Requirements
Transcribe the records that follow in their entirety, omitting any pictures.

Supplied data
+++

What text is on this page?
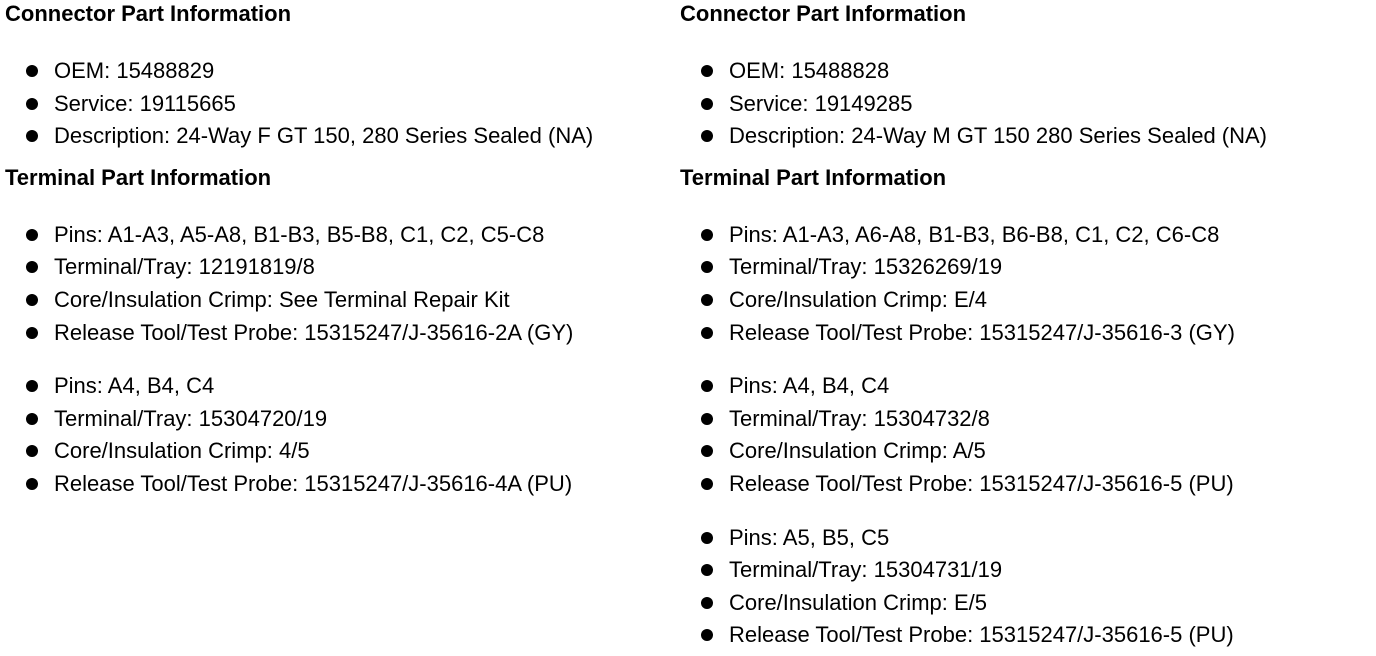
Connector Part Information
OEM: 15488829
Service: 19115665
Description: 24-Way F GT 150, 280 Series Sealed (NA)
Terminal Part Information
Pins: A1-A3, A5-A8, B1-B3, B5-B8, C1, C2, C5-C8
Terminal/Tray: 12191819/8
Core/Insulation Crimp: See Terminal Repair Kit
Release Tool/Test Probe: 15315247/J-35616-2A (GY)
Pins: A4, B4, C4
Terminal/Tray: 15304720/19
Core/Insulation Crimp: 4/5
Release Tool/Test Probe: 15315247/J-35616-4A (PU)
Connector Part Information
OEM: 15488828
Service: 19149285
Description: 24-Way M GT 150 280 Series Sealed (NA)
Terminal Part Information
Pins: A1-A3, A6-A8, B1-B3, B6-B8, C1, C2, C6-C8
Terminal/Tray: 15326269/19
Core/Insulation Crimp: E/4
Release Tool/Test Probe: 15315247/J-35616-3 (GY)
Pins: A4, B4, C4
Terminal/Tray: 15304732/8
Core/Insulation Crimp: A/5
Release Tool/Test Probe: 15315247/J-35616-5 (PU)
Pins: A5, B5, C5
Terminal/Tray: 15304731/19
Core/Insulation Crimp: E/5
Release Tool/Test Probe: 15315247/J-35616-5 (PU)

+++

Response to this exercise
What text is on this page?
Connector Part Information
OEM: 15488829
Service: 19115665
Description: 24-Way F GT 150, 280 Series Sealed (NA)
Terminal Part Information
Pins: A1-A3, A5-A8, B1-B3, B5-B8, C1, C2, C5-C8
Terminal/Tray: 12191819/8
Core/Insulation Crimp: See Terminal Repair Kit
Release Tool/Test Probe: 15315247/J-35616-2A (GY)
Pins: A4, B4, C4
Terminal/Tray: 15304720/19
Core/Insulation Crimp: 4/5
Release Tool/Test Probe: 15315247/J-35616-4A (PU)
Connector Part Information
OEM: 15488828
Service: 19149285
Description: 24-Way M GT 150 280 Series Sealed (NA)
Terminal Part Information
Pins: A1-A3, A6-A8, B1-B3, B6-B8, C1, C2, C6-C8
Terminal/Tray: 15326269/19
Core/Insulation Crimp: E/4
Release Tool/Test Probe: 15315247/J-35616-3 (GY)
Pins: A4, B4, C4
Terminal/Tray: 15304732/8
Core/Insulation Crimp: A/5
Release Tool/Test Probe: 15315247/J-35616-5 (PU)
Pins: A5, B5, C5
Terminal/Tray: 15304731/19
Core/Insulation Crimp: E/5
Release Tool/Test Probe: 15315247/J-35616-5 (PU)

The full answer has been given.